__Entries shown__.
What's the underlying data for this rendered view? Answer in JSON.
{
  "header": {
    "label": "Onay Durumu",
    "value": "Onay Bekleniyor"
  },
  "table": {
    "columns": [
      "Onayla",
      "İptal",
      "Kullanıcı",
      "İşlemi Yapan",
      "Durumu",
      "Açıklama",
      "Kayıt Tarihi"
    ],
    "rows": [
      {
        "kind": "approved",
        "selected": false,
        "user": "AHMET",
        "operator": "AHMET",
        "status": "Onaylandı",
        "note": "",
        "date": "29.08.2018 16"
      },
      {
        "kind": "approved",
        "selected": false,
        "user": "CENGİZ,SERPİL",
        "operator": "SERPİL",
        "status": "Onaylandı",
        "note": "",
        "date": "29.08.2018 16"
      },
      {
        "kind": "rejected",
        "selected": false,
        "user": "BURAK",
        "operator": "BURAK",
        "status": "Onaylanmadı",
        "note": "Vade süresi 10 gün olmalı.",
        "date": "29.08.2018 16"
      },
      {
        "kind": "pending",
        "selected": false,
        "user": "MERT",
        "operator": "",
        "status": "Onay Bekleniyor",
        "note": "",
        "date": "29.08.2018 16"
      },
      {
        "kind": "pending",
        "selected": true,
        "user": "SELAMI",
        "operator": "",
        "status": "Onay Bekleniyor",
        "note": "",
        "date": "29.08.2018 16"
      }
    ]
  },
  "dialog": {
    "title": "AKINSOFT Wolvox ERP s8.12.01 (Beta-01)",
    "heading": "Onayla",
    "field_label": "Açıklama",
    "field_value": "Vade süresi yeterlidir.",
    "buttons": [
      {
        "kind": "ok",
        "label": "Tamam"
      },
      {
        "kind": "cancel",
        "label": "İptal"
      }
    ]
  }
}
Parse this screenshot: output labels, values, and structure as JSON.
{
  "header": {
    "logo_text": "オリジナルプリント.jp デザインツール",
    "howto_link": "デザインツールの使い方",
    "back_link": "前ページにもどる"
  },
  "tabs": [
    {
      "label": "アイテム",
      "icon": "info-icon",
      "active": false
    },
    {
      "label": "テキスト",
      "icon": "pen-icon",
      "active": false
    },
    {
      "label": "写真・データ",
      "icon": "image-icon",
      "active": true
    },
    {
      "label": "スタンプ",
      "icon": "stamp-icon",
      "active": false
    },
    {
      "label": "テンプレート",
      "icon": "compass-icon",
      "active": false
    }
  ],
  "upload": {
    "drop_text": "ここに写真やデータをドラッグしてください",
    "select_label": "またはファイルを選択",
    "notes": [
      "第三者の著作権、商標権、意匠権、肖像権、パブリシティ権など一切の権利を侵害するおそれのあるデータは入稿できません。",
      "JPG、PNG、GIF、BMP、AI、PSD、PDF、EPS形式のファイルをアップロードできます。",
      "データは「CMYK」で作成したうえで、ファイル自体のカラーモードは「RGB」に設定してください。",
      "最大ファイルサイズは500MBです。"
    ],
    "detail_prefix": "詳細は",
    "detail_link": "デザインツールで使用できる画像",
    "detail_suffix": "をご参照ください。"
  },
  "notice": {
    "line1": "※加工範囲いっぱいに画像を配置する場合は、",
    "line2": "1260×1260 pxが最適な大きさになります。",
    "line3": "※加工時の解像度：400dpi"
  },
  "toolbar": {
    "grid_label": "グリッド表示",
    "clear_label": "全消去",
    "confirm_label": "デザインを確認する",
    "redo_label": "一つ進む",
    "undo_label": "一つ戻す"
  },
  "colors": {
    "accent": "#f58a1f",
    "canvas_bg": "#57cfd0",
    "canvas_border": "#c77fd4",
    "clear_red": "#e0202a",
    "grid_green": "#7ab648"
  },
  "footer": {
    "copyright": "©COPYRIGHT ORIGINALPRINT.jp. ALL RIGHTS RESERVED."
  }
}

__Prompt__. Reproduce all of the records exactly.

__The result__.
What's the underlying data for this rendered view? Answer in JSON.
{
  "header": {
    "label": "Onay Durumu",
    "value": "Onay Bekleniyor"
  },
  "table": {
    "columns": [
      "Onayla",
      "İptal",
      "Kullanıcı",
      "İşlemi Yapan",
      "Durumu",
      "Açıklama",
      "Kayıt Tarihi"
    ],
    "rows": [
      {
        "kind": "approved",
        "selected": false,
        "user": "AHMET",
        "operator": "AHMET",
        "status": "Onaylandı",
        "note": "",
        "date": "29.08.2018 16"
      },
      {
        "kind": "approved",
        "selected": false,
        "user": "CENGİZ,SERPİL",
        "operator": "SERPİL",
        "status": "Onaylandı",
        "note": "",
        "date": "29.08.2018 16"
      },
      {
        "kind": "rejected",
        "selected": false,
        "user": "BURAK",
        "operator": "BURAK",
        "status": "Onaylanmadı",
        "note": "Vade süresi 10 gün olmalı.",
        "date": "29.08.2018 16"
      },
      {
        "kind": "pending",
        "selected": false,
        "user": "MERT",
        "operator": "",
        "status": "Onay Bekleniyor",
        "note": "",
        "date": "29.08.2018 16"
      },
      {
        "kind": "pending",
        "selected": true,
        "user": "SELAMI",
        "operator": "",
        "status": "Onay Bekleniyor",
        "note": "",
        "date": "29.08.2018 16"
      }
    ]
  },
  "dialog": {
    "title": "AKINSOFT Wolvox ERP s8.12.01 (Beta-01)",
    "heading": "Onayla",
    "field_label": "Açıklama",
    "field_value": "Vade süresi yeterlidir.",
    "buttons": [
      {
        "kind": "ok",
        "label": "Tamam"
      },
      {
        "kind": "cancel",
        "label": "İptal"
      }
    ]
  }
}
Parse this screenshot: output labels, values, and structure as JSON.
{
  "header": {
    "logo_text": "オリジナルプリント.jp デザインツール",
    "howto_link": "デザインツールの使い方",
    "back_link": "前ページにもどる"
  },
  "tabs": [
    {
      "label": "アイテム",
      "icon": "info-icon",
      "active": false
    },
    {
      "label": "テキスト",
      "icon": "pen-icon",
      "active": false
    },
    {
      "label": "写真・データ",
      "icon": "image-icon",
      "active": true
    },
    {
      "label": "スタンプ",
      "icon": "stamp-icon",
      "active": false
    },
    {
      "label": "テンプレート",
      "icon": "compass-icon",
      "active": false
    }
  ],
  "upload": {
    "drop_text": "ここに写真やデータをドラッグしてください",
    "select_label": "またはファイルを選択",
    "notes": [
      "第三者の著作権、商標権、意匠権、肖像権、パブリシティ権など一切の権利を侵害するおそれのあるデータは入稿できません。",
      "JPG、PNG、GIF、BMP、AI、PSD、PDF、EPS形式のファイルをアップロードできます。",
      "データは「CMYK」で作成したうえで、ファイル自体のカラーモードは「RGB」に設定してください。",
      "最大ファイルサイズは500MBです。"
    ],
    "detail_prefix": "詳細は",
    "detail_link": "デザインツールで使用できる画像",
    "detail_suffix": "をご参照ください。"
  },
  "notice": {
    "line1": "※加工範囲いっぱいに画像を配置する場合は、",
    "line2": "1260×1260 pxが最適な大きさになります。",
    "line3": "※加工時の解像度：400dpi"
  },
  "toolbar": {
    "grid_label": "グリッド表示",
    "clear_label": "全消去",
    "confirm_label": "デザインを確認する",
    "redo_label": "一つ進む",
    "undo_label": "一つ戻す"
  },
  "colors": {
    "accent": "#f58a1f",
    "canvas_bg": "#57cfd0",
    "canvas_border": "#c77fd4",
    "clear_red": "#e0202a",
    "grid_green": "#7ab648"
  },
  "footer": {
    "copyright": "©COPYRIGHT ORIGINALPRINT.jp. ALL RIGHTS RESERVED."
  }
}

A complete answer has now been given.